WHAT NEEDS TO BE DONE:
Pull out each of the lines below that contains the string "large", copying every such line in full.

Lines of data:
Start

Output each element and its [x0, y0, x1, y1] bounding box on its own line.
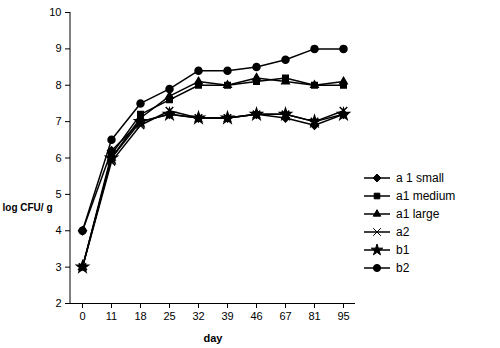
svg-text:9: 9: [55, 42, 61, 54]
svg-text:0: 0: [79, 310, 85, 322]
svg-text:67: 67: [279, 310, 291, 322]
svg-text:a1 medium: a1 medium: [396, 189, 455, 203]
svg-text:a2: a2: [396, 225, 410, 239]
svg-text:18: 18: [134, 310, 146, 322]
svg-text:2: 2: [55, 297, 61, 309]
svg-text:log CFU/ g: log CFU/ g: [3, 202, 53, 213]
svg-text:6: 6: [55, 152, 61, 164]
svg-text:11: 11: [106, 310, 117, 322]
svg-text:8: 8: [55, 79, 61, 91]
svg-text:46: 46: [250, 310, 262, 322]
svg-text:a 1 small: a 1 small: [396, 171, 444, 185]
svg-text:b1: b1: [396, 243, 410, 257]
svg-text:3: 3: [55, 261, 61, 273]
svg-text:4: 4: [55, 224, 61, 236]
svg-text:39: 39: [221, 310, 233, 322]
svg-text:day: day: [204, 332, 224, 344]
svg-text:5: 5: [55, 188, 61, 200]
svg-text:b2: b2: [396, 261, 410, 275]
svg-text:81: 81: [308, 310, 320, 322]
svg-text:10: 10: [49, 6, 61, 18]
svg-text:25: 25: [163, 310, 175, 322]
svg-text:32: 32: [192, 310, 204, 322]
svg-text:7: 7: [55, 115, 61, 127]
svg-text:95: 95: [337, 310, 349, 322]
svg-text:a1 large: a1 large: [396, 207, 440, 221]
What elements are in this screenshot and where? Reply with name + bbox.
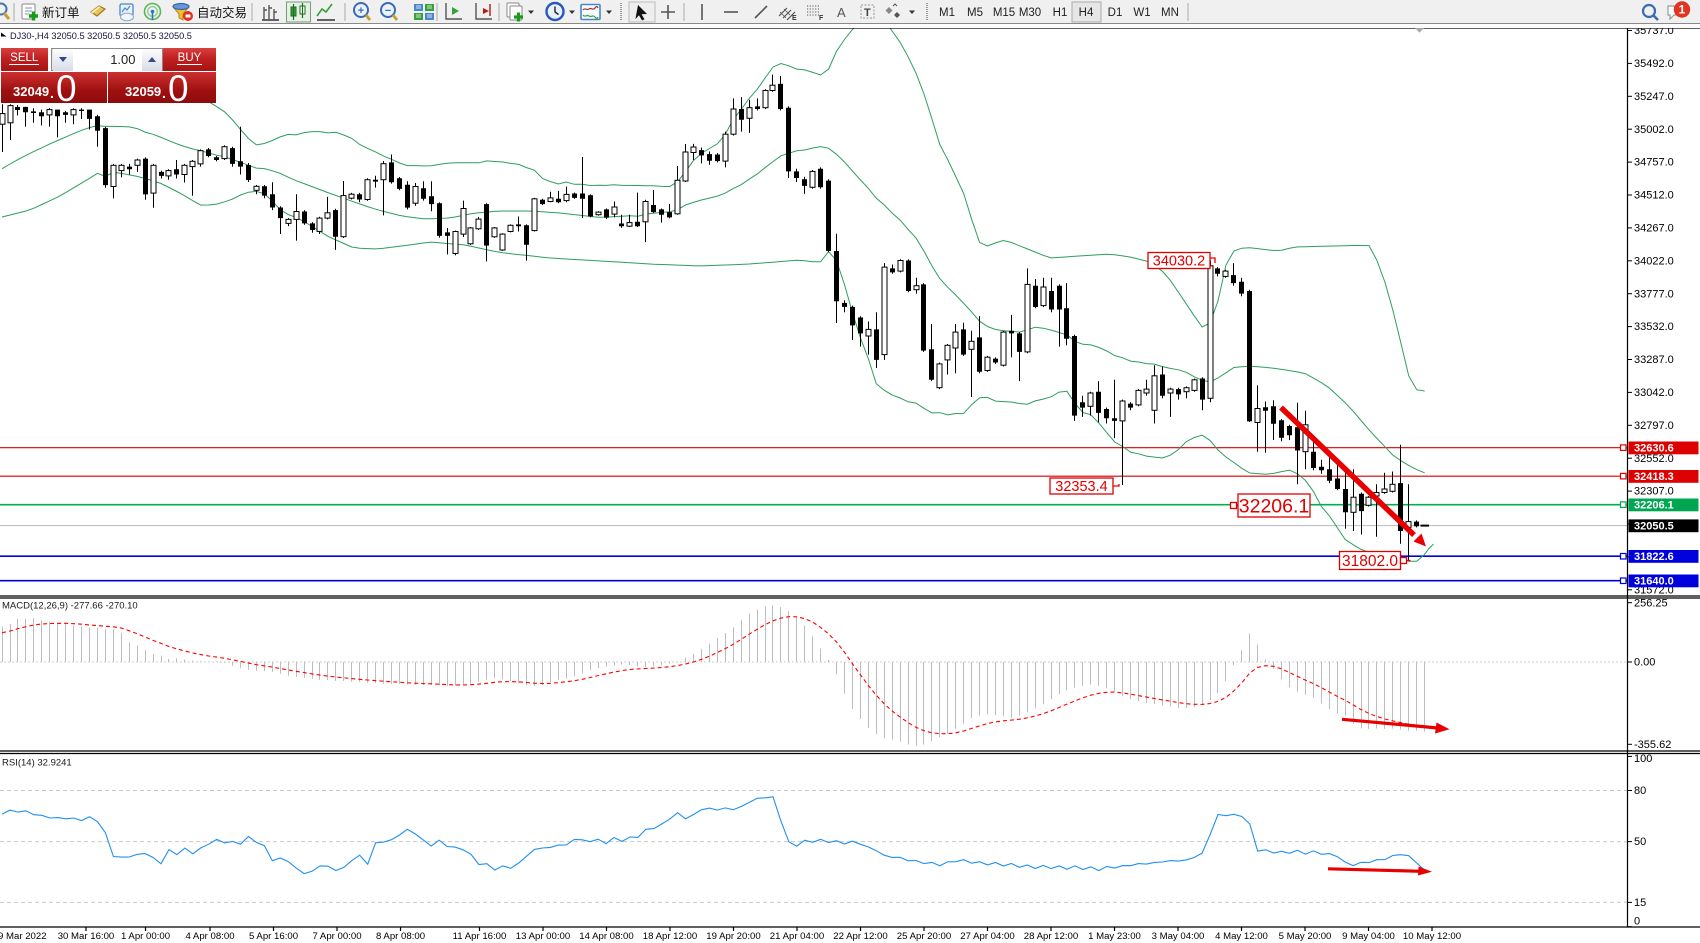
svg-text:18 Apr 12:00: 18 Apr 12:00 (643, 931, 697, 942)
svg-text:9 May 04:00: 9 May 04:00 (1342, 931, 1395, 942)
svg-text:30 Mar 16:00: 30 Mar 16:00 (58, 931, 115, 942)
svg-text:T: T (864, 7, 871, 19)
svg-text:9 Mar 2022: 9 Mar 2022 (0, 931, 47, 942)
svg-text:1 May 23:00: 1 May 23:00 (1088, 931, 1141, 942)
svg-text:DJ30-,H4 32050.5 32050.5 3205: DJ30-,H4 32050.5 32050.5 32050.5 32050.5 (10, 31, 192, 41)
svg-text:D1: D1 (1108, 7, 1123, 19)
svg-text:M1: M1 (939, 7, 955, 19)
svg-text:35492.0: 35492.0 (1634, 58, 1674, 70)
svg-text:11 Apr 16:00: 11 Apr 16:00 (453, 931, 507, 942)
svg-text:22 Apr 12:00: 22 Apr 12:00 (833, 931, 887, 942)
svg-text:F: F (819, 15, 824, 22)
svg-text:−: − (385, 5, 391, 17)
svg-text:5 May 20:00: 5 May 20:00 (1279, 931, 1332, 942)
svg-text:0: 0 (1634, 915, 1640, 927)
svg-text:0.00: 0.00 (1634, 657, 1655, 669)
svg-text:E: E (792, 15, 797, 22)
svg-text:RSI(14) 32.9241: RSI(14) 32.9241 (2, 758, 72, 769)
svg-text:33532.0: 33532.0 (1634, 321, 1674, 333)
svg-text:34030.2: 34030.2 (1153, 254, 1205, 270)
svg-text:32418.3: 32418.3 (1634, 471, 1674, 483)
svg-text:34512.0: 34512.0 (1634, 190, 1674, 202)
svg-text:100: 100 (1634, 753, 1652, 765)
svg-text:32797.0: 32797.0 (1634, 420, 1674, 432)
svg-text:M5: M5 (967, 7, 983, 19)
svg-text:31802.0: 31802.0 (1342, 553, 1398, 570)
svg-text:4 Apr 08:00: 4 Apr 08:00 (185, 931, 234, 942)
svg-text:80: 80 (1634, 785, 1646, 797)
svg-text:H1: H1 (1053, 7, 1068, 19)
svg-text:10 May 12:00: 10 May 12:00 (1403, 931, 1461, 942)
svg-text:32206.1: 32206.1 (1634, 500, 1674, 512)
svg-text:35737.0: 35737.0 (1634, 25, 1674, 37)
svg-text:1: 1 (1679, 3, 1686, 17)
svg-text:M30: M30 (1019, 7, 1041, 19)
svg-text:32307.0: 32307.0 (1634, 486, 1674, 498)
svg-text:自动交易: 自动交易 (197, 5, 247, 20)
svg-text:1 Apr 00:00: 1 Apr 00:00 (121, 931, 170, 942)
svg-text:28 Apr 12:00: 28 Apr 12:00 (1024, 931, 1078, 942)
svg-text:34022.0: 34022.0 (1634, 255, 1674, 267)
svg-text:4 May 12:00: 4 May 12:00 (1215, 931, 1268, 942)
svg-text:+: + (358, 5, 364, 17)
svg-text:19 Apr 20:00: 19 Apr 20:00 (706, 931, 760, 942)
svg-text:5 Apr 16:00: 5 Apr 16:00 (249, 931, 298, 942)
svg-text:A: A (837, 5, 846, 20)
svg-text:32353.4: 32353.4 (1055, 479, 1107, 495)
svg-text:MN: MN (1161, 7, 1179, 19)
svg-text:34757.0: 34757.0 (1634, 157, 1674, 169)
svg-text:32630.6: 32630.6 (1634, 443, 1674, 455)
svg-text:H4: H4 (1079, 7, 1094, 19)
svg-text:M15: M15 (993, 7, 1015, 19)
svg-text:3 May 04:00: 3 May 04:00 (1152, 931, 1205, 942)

End

SOLUTION BELOW:
svg-text:a1 large: a1 large: [396, 207, 440, 221]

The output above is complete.